(Figure content listings)
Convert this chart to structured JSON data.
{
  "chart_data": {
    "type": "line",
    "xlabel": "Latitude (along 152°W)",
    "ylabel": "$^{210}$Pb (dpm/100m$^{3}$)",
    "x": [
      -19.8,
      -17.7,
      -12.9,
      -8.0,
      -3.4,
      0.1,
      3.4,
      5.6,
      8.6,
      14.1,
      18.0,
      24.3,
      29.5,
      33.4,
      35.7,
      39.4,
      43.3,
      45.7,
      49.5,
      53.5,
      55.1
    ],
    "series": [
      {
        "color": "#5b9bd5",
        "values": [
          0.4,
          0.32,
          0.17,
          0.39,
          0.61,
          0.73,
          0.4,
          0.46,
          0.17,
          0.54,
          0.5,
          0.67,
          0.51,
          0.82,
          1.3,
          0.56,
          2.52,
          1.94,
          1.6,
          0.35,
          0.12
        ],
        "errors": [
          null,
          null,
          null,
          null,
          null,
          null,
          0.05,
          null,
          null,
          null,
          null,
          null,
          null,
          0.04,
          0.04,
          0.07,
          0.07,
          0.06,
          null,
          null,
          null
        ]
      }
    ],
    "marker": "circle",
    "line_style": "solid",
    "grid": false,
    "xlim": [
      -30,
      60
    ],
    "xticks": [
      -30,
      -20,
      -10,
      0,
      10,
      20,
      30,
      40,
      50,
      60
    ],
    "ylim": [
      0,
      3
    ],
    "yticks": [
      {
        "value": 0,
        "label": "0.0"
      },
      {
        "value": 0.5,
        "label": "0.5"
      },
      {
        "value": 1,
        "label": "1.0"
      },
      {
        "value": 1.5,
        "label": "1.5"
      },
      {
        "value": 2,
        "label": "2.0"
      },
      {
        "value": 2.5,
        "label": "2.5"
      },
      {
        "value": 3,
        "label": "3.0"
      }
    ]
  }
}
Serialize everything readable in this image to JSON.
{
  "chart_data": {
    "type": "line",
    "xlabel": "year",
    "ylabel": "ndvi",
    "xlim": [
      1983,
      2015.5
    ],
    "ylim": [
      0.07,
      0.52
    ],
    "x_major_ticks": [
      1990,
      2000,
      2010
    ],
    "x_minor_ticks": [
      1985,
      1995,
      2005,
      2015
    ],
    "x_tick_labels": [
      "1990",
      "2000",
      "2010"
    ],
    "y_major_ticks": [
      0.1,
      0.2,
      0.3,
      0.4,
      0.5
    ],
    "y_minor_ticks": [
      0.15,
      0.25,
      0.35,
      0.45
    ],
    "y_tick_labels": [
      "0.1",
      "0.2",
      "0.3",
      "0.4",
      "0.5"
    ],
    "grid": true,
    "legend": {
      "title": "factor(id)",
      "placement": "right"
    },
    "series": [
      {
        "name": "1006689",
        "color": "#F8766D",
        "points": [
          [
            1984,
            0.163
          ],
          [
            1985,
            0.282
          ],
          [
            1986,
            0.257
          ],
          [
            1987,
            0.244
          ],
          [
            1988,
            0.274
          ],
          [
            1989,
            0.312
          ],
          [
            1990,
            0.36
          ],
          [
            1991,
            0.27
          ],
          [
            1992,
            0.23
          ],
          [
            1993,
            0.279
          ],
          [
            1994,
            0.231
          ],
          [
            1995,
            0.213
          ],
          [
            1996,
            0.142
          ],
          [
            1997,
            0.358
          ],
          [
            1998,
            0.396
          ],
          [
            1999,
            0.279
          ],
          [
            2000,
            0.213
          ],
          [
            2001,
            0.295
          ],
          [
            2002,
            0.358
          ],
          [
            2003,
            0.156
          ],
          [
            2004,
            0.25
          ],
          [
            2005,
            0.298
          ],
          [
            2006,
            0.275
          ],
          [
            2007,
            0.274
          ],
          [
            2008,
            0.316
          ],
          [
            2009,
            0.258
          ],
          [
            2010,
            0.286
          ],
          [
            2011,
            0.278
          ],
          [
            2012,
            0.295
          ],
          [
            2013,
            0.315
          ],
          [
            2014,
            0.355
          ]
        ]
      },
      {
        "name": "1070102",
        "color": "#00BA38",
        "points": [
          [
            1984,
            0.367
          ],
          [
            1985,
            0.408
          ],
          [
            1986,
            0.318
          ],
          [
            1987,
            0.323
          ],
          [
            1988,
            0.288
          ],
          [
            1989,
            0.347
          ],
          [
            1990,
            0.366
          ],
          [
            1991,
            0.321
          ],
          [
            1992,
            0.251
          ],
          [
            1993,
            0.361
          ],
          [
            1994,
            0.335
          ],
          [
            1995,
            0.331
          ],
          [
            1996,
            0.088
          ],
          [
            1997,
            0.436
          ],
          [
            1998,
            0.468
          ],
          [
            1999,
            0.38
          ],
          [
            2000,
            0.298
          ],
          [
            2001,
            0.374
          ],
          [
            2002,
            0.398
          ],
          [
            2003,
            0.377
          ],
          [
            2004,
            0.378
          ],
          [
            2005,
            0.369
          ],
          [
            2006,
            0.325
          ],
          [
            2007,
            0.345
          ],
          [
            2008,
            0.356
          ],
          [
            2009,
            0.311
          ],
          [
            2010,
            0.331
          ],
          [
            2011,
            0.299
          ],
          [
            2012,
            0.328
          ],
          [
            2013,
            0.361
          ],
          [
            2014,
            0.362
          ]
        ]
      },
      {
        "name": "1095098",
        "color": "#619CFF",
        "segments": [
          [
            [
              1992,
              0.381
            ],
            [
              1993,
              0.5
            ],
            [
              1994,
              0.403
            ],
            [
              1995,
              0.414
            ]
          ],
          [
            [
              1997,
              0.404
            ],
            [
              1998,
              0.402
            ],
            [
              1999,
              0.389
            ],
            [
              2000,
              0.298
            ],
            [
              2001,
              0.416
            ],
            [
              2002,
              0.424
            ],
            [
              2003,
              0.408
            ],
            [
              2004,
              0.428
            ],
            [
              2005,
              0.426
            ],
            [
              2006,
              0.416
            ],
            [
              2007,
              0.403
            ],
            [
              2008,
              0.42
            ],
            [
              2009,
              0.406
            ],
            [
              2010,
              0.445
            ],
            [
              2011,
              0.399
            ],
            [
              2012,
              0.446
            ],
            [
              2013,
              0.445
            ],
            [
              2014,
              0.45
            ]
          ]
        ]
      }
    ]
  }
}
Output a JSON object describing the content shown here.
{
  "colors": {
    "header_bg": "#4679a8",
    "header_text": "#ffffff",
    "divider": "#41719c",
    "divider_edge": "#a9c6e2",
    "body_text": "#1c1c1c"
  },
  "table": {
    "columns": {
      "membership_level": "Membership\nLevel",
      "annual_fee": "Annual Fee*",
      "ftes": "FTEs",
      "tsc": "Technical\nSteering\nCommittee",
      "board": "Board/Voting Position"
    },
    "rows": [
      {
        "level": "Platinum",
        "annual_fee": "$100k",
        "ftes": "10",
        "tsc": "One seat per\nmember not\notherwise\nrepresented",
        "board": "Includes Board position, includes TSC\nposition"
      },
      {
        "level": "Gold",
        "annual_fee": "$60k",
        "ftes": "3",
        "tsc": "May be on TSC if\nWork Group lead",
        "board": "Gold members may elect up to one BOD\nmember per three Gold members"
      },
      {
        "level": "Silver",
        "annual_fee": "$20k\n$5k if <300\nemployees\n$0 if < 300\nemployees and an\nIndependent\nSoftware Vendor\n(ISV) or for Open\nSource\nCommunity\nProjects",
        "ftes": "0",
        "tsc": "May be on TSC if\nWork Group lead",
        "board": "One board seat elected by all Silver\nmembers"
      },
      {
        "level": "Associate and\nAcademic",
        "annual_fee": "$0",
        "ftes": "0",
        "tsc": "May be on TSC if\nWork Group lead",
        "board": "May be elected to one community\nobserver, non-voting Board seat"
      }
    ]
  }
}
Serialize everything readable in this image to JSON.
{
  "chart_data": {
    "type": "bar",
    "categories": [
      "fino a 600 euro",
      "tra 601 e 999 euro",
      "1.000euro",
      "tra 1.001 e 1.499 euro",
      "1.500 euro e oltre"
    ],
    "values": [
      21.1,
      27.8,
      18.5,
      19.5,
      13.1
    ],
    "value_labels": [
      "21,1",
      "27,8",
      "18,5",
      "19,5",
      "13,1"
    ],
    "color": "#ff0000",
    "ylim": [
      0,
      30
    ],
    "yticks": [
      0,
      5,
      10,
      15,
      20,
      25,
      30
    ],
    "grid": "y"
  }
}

▶ _Do this_
Pick out every line above that holds the word "Gold" and copy it.

▶ _Response for this exercise_
        "level": "Gold",
        "board": "Gold members may elect up to one BOD\nmember per three Gold members"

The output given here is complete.